:: AIM OF THE TASK ::
Nothing may be dropped or altered: reproduce all the data.

## start RECORD EXTRACTS

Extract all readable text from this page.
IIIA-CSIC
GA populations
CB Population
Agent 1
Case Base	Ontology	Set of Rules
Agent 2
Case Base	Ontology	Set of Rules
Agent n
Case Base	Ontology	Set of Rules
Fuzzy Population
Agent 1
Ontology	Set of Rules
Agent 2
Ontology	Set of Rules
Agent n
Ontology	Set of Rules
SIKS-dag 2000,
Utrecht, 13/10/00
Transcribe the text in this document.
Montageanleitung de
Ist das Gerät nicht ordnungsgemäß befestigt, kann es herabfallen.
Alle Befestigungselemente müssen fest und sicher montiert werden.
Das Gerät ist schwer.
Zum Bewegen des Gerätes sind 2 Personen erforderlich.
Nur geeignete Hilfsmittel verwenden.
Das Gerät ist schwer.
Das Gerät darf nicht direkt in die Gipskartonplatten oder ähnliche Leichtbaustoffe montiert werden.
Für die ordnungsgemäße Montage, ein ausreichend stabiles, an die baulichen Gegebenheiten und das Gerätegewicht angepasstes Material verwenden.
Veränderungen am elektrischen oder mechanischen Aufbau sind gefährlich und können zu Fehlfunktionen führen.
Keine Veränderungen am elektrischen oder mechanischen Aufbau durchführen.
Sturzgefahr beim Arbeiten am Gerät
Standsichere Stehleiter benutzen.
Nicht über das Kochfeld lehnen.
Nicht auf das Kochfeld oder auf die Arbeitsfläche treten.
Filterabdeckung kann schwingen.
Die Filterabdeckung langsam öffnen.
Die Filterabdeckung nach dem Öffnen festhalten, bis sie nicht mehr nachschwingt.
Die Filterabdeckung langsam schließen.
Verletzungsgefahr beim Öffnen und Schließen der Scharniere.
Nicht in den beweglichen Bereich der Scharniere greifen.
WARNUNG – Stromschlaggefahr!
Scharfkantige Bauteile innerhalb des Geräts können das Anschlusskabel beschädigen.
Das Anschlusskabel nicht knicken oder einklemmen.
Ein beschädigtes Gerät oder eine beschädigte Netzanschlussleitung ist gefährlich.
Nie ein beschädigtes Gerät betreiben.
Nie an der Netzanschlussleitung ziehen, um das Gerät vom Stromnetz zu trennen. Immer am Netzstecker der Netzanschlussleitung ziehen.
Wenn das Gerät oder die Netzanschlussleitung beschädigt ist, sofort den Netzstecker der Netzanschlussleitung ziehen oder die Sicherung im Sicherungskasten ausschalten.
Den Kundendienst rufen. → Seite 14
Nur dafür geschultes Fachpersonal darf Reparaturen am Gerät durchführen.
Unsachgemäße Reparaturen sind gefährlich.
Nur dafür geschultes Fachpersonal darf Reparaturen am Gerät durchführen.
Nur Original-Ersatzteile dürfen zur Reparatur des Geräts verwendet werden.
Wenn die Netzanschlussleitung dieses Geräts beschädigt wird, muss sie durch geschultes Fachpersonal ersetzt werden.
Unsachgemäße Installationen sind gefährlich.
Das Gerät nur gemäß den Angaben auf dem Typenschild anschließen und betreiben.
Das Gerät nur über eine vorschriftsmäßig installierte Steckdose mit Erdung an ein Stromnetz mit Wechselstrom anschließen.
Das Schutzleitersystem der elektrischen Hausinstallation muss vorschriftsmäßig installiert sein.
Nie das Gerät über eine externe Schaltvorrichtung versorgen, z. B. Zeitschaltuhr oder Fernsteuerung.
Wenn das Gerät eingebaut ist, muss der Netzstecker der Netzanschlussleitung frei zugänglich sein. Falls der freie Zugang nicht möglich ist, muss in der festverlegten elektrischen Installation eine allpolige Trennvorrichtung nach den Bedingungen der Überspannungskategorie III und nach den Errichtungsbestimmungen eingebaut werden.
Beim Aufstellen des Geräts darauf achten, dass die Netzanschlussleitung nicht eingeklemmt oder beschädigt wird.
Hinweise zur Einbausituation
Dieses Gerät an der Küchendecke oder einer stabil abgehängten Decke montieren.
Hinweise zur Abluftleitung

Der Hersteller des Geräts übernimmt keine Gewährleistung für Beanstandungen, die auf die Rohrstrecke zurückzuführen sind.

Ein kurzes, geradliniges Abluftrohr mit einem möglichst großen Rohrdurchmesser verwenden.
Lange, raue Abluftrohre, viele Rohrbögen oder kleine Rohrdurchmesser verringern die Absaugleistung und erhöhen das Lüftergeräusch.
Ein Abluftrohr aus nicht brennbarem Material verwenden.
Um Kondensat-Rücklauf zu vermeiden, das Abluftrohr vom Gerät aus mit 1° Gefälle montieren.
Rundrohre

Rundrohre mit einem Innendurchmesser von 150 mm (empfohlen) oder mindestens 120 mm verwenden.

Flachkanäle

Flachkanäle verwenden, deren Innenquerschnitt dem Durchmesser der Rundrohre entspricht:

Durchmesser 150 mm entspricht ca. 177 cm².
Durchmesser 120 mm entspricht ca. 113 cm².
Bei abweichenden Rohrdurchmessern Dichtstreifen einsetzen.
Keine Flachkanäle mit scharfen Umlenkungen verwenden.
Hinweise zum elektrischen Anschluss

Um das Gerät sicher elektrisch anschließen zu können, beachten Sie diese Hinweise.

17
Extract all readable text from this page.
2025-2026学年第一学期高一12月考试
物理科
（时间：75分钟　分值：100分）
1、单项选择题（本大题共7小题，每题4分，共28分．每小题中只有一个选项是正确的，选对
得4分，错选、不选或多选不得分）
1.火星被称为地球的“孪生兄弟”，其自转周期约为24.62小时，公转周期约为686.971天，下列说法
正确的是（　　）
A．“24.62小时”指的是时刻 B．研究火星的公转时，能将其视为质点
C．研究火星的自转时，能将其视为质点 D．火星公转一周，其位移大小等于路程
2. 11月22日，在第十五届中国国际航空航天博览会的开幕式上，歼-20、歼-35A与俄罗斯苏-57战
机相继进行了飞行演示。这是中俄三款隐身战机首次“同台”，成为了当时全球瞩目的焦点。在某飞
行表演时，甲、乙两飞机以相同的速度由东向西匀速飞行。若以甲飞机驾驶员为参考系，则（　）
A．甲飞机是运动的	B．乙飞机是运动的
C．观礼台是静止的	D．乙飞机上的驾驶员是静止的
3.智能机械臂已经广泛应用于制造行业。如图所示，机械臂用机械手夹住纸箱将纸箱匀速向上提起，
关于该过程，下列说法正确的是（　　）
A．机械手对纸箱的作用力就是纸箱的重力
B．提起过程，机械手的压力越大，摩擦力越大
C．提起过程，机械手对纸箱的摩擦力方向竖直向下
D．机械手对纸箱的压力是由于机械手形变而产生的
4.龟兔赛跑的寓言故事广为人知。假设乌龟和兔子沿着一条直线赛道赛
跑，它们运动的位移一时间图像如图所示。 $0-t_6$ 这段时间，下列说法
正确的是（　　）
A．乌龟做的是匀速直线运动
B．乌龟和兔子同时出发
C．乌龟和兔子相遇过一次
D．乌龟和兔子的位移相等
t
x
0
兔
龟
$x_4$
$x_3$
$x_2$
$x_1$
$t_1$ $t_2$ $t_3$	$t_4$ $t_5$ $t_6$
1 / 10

## end RECORD EXTRACTS

:: FINISHED TASK ::
Extract all readable text from this page.
IIIA-CSIC
GA populations
CB Population
Agent 1
Case Base	Ontology	Set of Rules
Agent 2
Case Base	Ontology	Set of Rules
Agent n
Case Base	Ontology	Set of Rules
Fuzzy Population
Agent 1
Ontology	Set of Rules
Agent 2
Ontology	Set of Rules
Agent n
Ontology	Set of Rules
SIKS-dag 2000,
Utrecht, 13/10/00
Transcribe the text in this document.
Montageanleitung de
Ist das Gerät nicht ordnungsgemäß befestigt, kann es herabfallen.
Alle Befestigungselemente müssen fest und sicher montiert werden.
Das Gerät ist schwer.
Zum Bewegen des Gerätes sind 2 Personen erforderlich.
Nur geeignete Hilfsmittel verwenden.
Das Gerät ist schwer.
Das Gerät darf nicht direkt in die Gipskartonplatten oder ähnliche Leichtbaustoffe montiert werden.
Für die ordnungsgemäße Montage, ein ausreichend stabiles, an die baulichen Gegebenheiten und das Gerätegewicht angepasstes Material verwenden.
Veränderungen am elektrischen oder mechanischen Aufbau sind gefährlich und können zu Fehlfunktionen führen.
Keine Veränderungen am elektrischen oder mechanischen Aufbau durchführen.
Sturzgefahr beim Arbeiten am Gerät
Standsichere Stehleiter benutzen.
Nicht über das Kochfeld lehnen.
Nicht auf das Kochfeld oder auf die Arbeitsfläche treten.
Filterabdeckung kann schwingen.
Die Filterabdeckung langsam öffnen.
Die Filterabdeckung nach dem Öffnen festhalten, bis sie nicht mehr nachschwingt.
Die Filterabdeckung langsam schließen.
Verletzungsgefahr beim Öffnen und Schließen der Scharniere.
Nicht in den beweglichen Bereich der Scharniere greifen.
WARNUNG – Stromschlaggefahr!
Scharfkantige Bauteile innerhalb des Geräts können das Anschlusskabel beschädigen.
Das Anschlusskabel nicht knicken oder einklemmen.
Ein beschädigtes Gerät oder eine beschädigte Netzanschlussleitung ist gefährlich.
Nie ein beschädigtes Gerät betreiben.
Nie an der Netzanschlussleitung ziehen, um das Gerät vom Stromnetz zu trennen. Immer am Netzstecker der Netzanschlussleitung ziehen.
Wenn das Gerät oder die Netzanschlussleitung beschädigt ist, sofort den Netzstecker der Netzanschlussleitung ziehen oder die Sicherung im Sicherungskasten ausschalten.
Den Kundendienst rufen. → Seite 14
Nur dafür geschultes Fachpersonal darf Reparaturen am Gerät durchführen.
Unsachgemäße Reparaturen sind gefährlich.
Nur dafür geschultes Fachpersonal darf Reparaturen am Gerät durchführen.
Nur Original-Ersatzteile dürfen zur Reparatur des Geräts verwendet werden.
Wenn die Netzanschlussleitung dieses Geräts beschädigt wird, muss sie durch geschultes Fachpersonal ersetzt werden.
Unsachgemäße Installationen sind gefährlich.
Das Gerät nur gemäß den Angaben auf dem Typenschild anschließen und betreiben.
Das Gerät nur über eine vorschriftsmäßig installierte Steckdose mit Erdung an ein Stromnetz mit Wechselstrom anschließen.
Das Schutzleitersystem der elektrischen Hausinstallation muss vorschriftsmäßig installiert sein.
Nie das Gerät über eine externe Schaltvorrichtung versorgen, z. B. Zeitschaltuhr oder Fernsteuerung.
Wenn das Gerät eingebaut ist, muss der Netzstecker der Netzanschlussleitung frei zugänglich sein. Falls der freie Zugang nicht möglich ist, muss in der festverlegten elektrischen Installation eine allpolige Trennvorrichtung nach den Bedingungen der Überspannungskategorie III und nach den Errichtungsbestimmungen eingebaut werden.
Beim Aufstellen des Geräts darauf achten, dass die Netzanschlussleitung nicht eingeklemmt oder beschädigt wird.
Hinweise zur Einbausituation
Dieses Gerät an der Küchendecke oder einer stabil abgehängten Decke montieren.
Hinweise zur Abluftleitung

Der Hersteller des Geräts übernimmt keine Gewährleistung für Beanstandungen, die auf die Rohrstrecke zurückzuführen sind.

Ein kurzes, geradliniges Abluftrohr mit einem möglichst großen Rohrdurchmesser verwenden.
Lange, raue Abluftrohre, viele Rohrbögen oder kleine Rohrdurchmesser verringern die Absaugleistung und erhöhen das Lüftergeräusch.
Ein Abluftrohr aus nicht brennbarem Material verwenden.
Um Kondensat-Rücklauf zu vermeiden, das Abluftrohr vom Gerät aus mit 1° Gefälle montieren.
Rundrohre

Rundrohre mit einem Innendurchmesser von 150 mm (empfohlen) oder mindestens 120 mm verwenden.

Flachkanäle

Flachkanäle verwenden, deren Innenquerschnitt dem Durchmesser der Rundrohre entspricht:

Durchmesser 150 mm entspricht ca. 177 cm².
Durchmesser 120 mm entspricht ca. 113 cm².
Bei abweichenden Rohrdurchmessern Dichtstreifen einsetzen.
Keine Flachkanäle mit scharfen Umlenkungen verwenden.
Hinweise zum elektrischen Anschluss

Um das Gerät sicher elektrisch anschließen zu können, beachten Sie diese Hinweise.

17
Extract all readable text from this page.
2025-2026学年第一学期高一12月考试
物理科
（时间：75分钟　分值：100分）
1、单项选择题（本大题共7小题，每题4分，共28分．每小题中只有一个选项是正确的，选对
得4分，错选、不选或多选不得分）
1.火星被称为地球的“孪生兄弟”，其自转周期约为24.62小时，公转周期约为686.971天，下列说法
正确的是（　　）
A．“24.62小时”指的是时刻 B．研究火星的公转时，能将其视为质点
C．研究火星的自转时，能将其视为质点 D．火星公转一周，其位移大小等于路程
2. 11月22日，在第十五届中国国际航空航天博览会的开幕式上，歼-20、歼-35A与俄罗斯苏-57战
机相继进行了飞行演示。这是中俄三款隐身战机首次“同台”，成为了当时全球瞩目的焦点。在某飞
行表演时，甲、乙两飞机以相同的速度由东向西匀速飞行。若以甲飞机驾驶员为参考系，则（　）
A．甲飞机是运动的	B．乙飞机是运动的
C．观礼台是静止的	D．乙飞机上的驾驶员是静止的
3.智能机械臂已经广泛应用于制造行业。如图所示，机械臂用机械手夹住纸箱将纸箱匀速向上提起，
关于该过程，下列说法正确的是（　　）
A．机械手对纸箱的作用力就是纸箱的重力
B．提起过程，机械手的压力越大，摩擦力越大
C．提起过程，机械手对纸箱的摩擦力方向竖直向下
D．机械手对纸箱的压力是由于机械手形变而产生的
4.龟兔赛跑的寓言故事广为人知。假设乌龟和兔子沿着一条直线赛道赛
跑，它们运动的位移一时间图像如图所示。 $0-t_6$ 这段时间，下列说法
正确的是（　　）
A．乌龟做的是匀速直线运动
B．乌龟和兔子同时出发
C．乌龟和兔子相遇过一次
D．乌龟和兔子的位移相等
t
x
0
兔
龟
$x_4$
$x_3$
$x_2$
$x_1$
$t_1$ $t_2$ $t_3$	$t_4$ $t_5$ $t_6$
1 / 10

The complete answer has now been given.